- WRITTEN PROBLEM: Scan the lines below; pull out those with "text".

- EXERCISE INPUT:
_ _ _ _ _

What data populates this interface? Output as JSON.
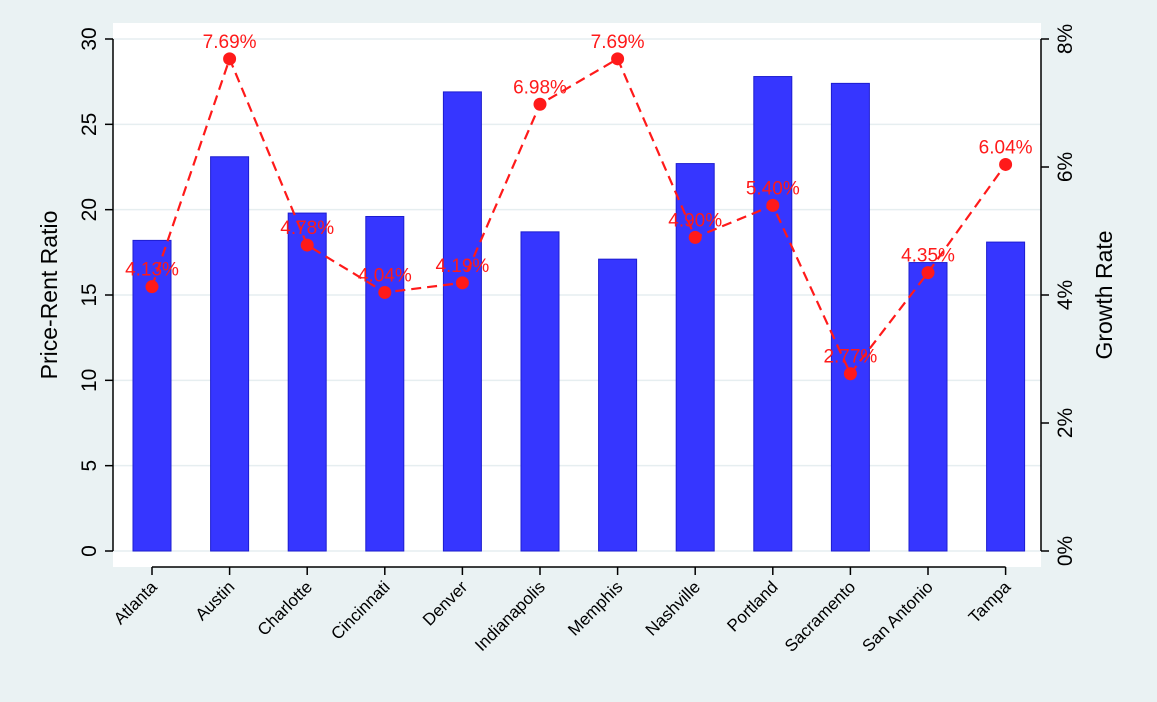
{
  "chart_data": {
    "type": "bar",
    "categories": [
      "Atlanta",
      "Austin",
      "Charlotte",
      "Cincinnati",
      "Denver",
      "Indianapolis",
      "Memphis",
      "Nashville",
      "Portland",
      "Sacramento",
      "San Antonio",
      "Tampa"
    ],
    "ylabel": "Price-Rent Ratio",
    "y2label": "Growth Rate",
    "ylim": [
      0,
      30
    ],
    "y2lim": [
      0,
      8
    ],
    "yticks": [
      "0",
      "5",
      "10",
      "15",
      "20",
      "25",
      "30"
    ],
    "y2ticks": [
      "0%",
      "2%",
      "4%",
      "6%",
      "8%"
    ],
    "grid": true,
    "series": [
      {
        "type": "bar",
        "axis": "left",
        "color": "#3636ff",
        "values": [
          18.2,
          23.1,
          19.8,
          19.6,
          26.9,
          18.7,
          17.1,
          22.7,
          27.8,
          27.4,
          16.9,
          18.1
        ]
      },
      {
        "type": "line",
        "axis": "right",
        "color": "#ff1a1a",
        "line_style": "dashed",
        "values": [
          4.13,
          7.69,
          4.78,
          4.04,
          4.19,
          6.98,
          7.69,
          4.9,
          5.4,
          2.77,
          4.35,
          6.04
        ],
        "labels": [
          "4.13%",
          "7.69%",
          "4.78%",
          "4.04%",
          "4.19%",
          "6.98%",
          "7.69%",
          "4.90%",
          "5.40%",
          "2.77%",
          "4.35%",
          "6.04%"
        ]
      }
    ]
  }
}
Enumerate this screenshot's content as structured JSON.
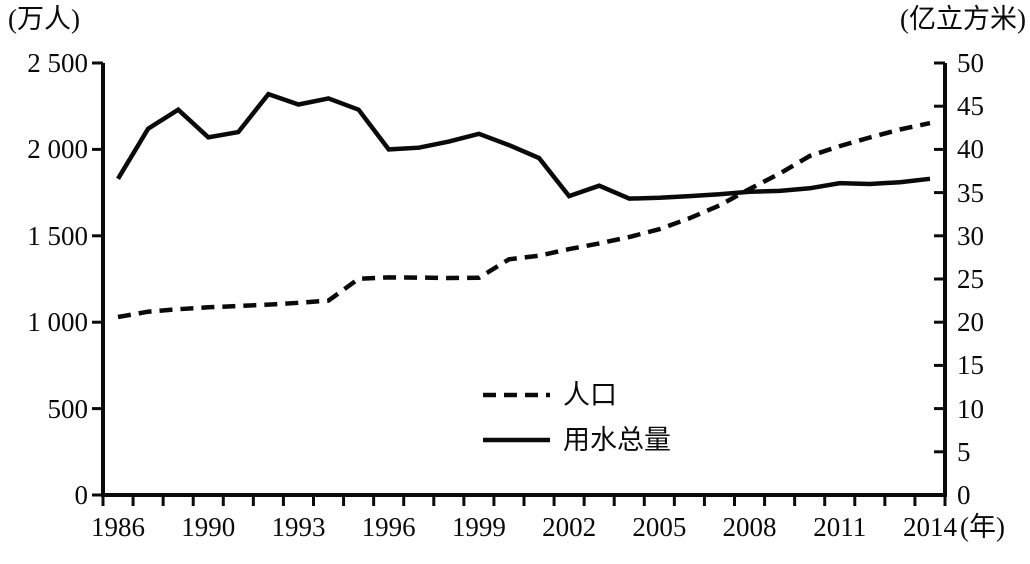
{
  "figure": {
    "left_axis_title": "(万人)",
    "right_axis_title": "(亿立方米)",
    "x_axis_unit": "(年)",
    "background": "#ffffff",
    "line_color": "#0a0a0a"
  },
  "legend": {
    "items": [
      {
        "label": "人口",
        "style": "dashed"
      },
      {
        "label": "用水总量",
        "style": "solid"
      }
    ]
  },
  "chart_data": {
    "type": "line",
    "title": "",
    "x": [
      1986,
      1988,
      1989,
      1990,
      1991,
      1992,
      1993,
      1994,
      1995,
      1996,
      1997,
      1998,
      1999,
      2000,
      2001,
      2002,
      2003,
      2004,
      2005,
      2006,
      2007,
      2008,
      2009,
      2010,
      2011,
      2012,
      2013,
      2014
    ],
    "x_tick_labels": [
      {
        "text": "1986",
        "i": 0
      },
      {
        "text": "1990",
        "i": 3
      },
      {
        "text": "1993",
        "i": 6
      },
      {
        "text": "1996",
        "i": 9
      },
      {
        "text": "1999",
        "i": 12
      },
      {
        "text": "2002",
        "i": 15
      },
      {
        "text": "2005",
        "i": 18
      },
      {
        "text": "2008",
        "i": 21
      },
      {
        "text": "2011",
        "i": 24
      },
      {
        "text": "2014",
        "i": 27
      }
    ],
    "left_axis": {
      "title": "(万人)",
      "range": [
        0,
        2500
      ],
      "tick_step": 500,
      "tick_values": [
        0,
        500,
        1000,
        1500,
        2000,
        2500
      ],
      "tick_labels": [
        "0",
        "500",
        "1 000",
        "1 500",
        "2 000",
        "2 500"
      ]
    },
    "right_axis": {
      "title": "(亿立方米)",
      "range": [
        0,
        50
      ],
      "tick_step": 5,
      "tick_values": [
        0,
        5,
        10,
        15,
        20,
        25,
        30,
        35,
        40,
        45,
        50
      ],
      "tick_labels": [
        "0",
        "5",
        "10",
        "15",
        "20",
        "25",
        "30",
        "35",
        "40",
        "45",
        "50"
      ]
    },
    "grid": false,
    "legend_position": "inside-lower-middle",
    "series": [
      {
        "name": "人口",
        "axis": "left",
        "unit": "万人",
        "line_style": "dashed",
        "values": [
          1030,
          1061,
          1075,
          1086,
          1094,
          1102,
          1112,
          1125,
          1251,
          1259,
          1258,
          1256,
          1257,
          1364,
          1385,
          1423,
          1456,
          1493,
          1538,
          1601,
          1676,
          1771,
          1860,
          1962,
          2019,
          2069,
          2115,
          2152
        ]
      },
      {
        "name": "用水总量",
        "axis": "right",
        "unit": "亿立方米",
        "line_style": "solid",
        "values": [
          36.6,
          42.4,
          44.6,
          41.4,
          42.0,
          46.4,
          45.2,
          45.9,
          44.6,
          40.0,
          40.2,
          40.9,
          41.8,
          40.5,
          39.0,
          34.6,
          35.8,
          34.3,
          34.4,
          34.6,
          34.8,
          35.1,
          35.2,
          35.5,
          36.1,
          36.0,
          36.2,
          36.6
        ]
      }
    ]
  }
}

_ _ _ _ _

- TASK ANSWER:
        "text": "1986",
        "text": "1990",
        "text": "1993",
        "text": "1996",
        "text": "1999",
        "text": "2002",
        "text": "2005",
        "text": "2008",
        "text": "2011",
        "text": "2014",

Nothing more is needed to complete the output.